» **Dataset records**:
-- start --
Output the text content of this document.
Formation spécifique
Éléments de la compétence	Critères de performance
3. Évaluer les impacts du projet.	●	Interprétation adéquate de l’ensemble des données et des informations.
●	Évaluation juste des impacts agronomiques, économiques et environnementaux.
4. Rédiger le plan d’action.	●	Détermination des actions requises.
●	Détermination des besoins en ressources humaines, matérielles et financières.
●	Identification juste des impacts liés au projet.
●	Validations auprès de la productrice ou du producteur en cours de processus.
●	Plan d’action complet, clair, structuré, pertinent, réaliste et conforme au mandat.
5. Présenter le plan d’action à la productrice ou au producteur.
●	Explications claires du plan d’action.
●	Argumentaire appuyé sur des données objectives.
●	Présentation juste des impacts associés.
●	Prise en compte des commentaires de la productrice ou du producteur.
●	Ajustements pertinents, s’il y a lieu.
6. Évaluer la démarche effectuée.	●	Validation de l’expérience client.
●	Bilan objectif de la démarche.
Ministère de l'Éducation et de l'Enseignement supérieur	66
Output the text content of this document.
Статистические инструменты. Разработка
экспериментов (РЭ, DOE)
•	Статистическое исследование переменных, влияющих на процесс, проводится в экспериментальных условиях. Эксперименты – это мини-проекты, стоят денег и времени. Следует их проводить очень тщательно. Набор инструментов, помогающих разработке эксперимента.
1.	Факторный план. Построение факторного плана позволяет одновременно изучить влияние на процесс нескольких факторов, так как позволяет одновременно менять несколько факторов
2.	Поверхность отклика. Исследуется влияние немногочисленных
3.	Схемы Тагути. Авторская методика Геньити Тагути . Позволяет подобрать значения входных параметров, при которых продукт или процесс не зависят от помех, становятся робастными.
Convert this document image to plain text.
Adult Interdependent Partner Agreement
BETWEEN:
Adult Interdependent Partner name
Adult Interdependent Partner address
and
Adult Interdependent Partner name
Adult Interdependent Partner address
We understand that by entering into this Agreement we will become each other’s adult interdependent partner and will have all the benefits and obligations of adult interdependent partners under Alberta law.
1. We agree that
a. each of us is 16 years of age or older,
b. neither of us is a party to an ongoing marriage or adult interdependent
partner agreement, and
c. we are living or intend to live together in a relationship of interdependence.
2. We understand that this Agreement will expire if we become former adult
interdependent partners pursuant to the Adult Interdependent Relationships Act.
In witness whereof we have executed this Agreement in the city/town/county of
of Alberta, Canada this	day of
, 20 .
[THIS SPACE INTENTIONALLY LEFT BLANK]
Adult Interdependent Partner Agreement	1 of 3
-- end --
Look through the records and gather each line with the word "impacts".

3. Évaluer les impacts du projet.	●	Interprétation adéquate de l’ensemble des données et des informations.
●	Évaluation juste des impacts agronomiques, économiques et environnementaux.
●	Identification juste des impacts liés au projet.
●	Présentation juste des impacts associés.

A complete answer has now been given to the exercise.